Task objective
Give the entries again exactly, every one of them.
** Start Information given **
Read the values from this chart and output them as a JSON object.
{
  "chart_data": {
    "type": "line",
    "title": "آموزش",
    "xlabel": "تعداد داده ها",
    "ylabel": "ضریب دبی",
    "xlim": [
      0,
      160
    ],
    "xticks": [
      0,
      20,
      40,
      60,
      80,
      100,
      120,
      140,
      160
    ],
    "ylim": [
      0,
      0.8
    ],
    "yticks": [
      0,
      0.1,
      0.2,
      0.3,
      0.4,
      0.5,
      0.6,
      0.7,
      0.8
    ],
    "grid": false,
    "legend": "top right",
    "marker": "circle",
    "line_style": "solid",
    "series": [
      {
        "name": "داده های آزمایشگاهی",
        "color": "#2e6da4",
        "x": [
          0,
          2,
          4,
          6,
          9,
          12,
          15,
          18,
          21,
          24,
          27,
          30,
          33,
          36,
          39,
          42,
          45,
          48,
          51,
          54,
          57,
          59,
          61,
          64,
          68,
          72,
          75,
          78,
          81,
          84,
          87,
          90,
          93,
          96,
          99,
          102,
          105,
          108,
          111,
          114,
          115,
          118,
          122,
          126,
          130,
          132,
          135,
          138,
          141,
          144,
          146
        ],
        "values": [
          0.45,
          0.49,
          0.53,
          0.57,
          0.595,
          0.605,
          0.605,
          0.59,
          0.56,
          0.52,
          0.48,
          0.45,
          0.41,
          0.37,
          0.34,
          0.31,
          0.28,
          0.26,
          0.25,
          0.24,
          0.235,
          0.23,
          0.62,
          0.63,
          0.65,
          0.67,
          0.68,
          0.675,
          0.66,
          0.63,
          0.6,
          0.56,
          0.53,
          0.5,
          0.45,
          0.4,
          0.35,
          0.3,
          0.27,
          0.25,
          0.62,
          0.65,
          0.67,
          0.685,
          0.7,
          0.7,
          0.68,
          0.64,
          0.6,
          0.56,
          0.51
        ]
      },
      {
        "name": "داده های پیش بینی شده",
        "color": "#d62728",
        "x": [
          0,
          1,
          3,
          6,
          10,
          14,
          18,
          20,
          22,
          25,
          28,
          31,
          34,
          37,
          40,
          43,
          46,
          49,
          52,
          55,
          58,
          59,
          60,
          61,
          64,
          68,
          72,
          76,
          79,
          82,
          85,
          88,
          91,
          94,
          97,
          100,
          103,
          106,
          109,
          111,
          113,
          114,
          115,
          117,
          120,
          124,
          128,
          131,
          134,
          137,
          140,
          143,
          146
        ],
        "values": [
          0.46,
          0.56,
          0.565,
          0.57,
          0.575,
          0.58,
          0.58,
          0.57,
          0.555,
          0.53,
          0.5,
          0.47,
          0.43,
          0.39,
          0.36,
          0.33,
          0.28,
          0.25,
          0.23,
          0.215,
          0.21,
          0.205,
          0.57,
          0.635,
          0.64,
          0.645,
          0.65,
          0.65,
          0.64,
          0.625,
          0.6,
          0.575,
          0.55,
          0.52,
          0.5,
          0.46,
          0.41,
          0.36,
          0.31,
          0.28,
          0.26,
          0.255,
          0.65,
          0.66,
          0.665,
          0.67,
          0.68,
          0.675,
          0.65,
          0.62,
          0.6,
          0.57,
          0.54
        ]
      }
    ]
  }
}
** End Information given **
Response for this exercise
Read the values from this chart and output them as a JSON object.
{
  "chart_data": {
    "type": "line",
    "title": "آموزش",
    "xlabel": "تعداد داده ها",
    "ylabel": "ضریب دبی",
    "xlim": [
      0,
      160
    ],
    "xticks": [
      0,
      20,
      40,
      60,
      80,
      100,
      120,
      140,
      160
    ],
    "ylim": [
      0,
      0.8
    ],
    "yticks": [
      0,
      0.1,
      0.2,
      0.3,
      0.4,
      0.5,
      0.6,
      0.7,
      0.8
    ],
    "grid": false,
    "legend": "top right",
    "marker": "circle",
    "line_style": "solid",
    "series": [
      {
        "name": "داده های آزمایشگاهی",
        "color": "#2e6da4",
        "x": [
          0,
          2,
          4,
          6,
          9,
          12,
          15,
          18,
          21,
          24,
          27,
          30,
          33,
          36,
          39,
          42,
          45,
          48,
          51,
          54,
          57,
          59,
          61,
          64,
          68,
          72,
          75,
          78,
          81,
          84,
          87,
          90,
          93,
          96,
          99,
          102,
          105,
          108,
          111,
          114,
          115,
          118,
          122,
          126,
          130,
          132,
          135,
          138,
          141,
          144,
          146
        ],
        "values": [
          0.45,
          0.49,
          0.53,
          0.57,
          0.595,
          0.605,
          0.605,
          0.59,
          0.56,
          0.52,
          0.48,
          0.45,
          0.41,
          0.37,
          0.34,
          0.31,
          0.28,
          0.26,
          0.25,
          0.24,
          0.235,
          0.23,
          0.62,
          0.63,
          0.65,
          0.67,
          0.68,
          0.675,
          0.66,
          0.63,
          0.6,
          0.56,
          0.53,
          0.5,
          0.45,
          0.4,
          0.35,
          0.3,
          0.27,
          0.25,
          0.62,
          0.65,
          0.67,
          0.685,
          0.7,
          0.7,
          0.68,
          0.64,
          0.6,
          0.56,
          0.51
        ]
      },
      {
        "name": "داده های پیش بینی شده",
        "color": "#d62728",
        "x": [
          0,
          1,
          3,
          6,
          10,
          14,
          18,
          20,
          22,
          25,
          28,
          31,
          34,
          37,
          40,
          43,
          46,
          49,
          52,
          55,
          58,
          59,
          60,
          61,
          64,
          68,
          72,
          76,
          79,
          82,
          85,
          88,
          91,
          94,
          97,
          100,
          103,
          106,
          109,
          111,
          113,
          114,
          115,
          117,
          120,
          124,
          128,
          131,
          134,
          137,
          140,
          143,
          146
        ],
        "values": [
          0.46,
          0.56,
          0.565,
          0.57,
          0.575,
          0.58,
          0.58,
          0.57,
          0.555,
          0.53,
          0.5,
          0.47,
          0.43,
          0.39,
          0.36,
          0.33,
          0.28,
          0.25,
          0.23,
          0.215,
          0.21,
          0.205,
          0.57,
          0.635,
          0.64,
          0.645,
          0.65,
          0.65,
          0.64,
          0.625,
          0.6,
          0.575,
          0.55,
          0.52,
          0.5,
          0.46,
          0.41,
          0.36,
          0.31,
          0.28,
          0.26,
          0.255,
          0.65,
          0.66,
          0.665,
          0.67,
          0.68,
          0.675,
          0.65,
          0.62,
          0.6,
          0.57,
          0.54
        ]
      }
    ]
  }
}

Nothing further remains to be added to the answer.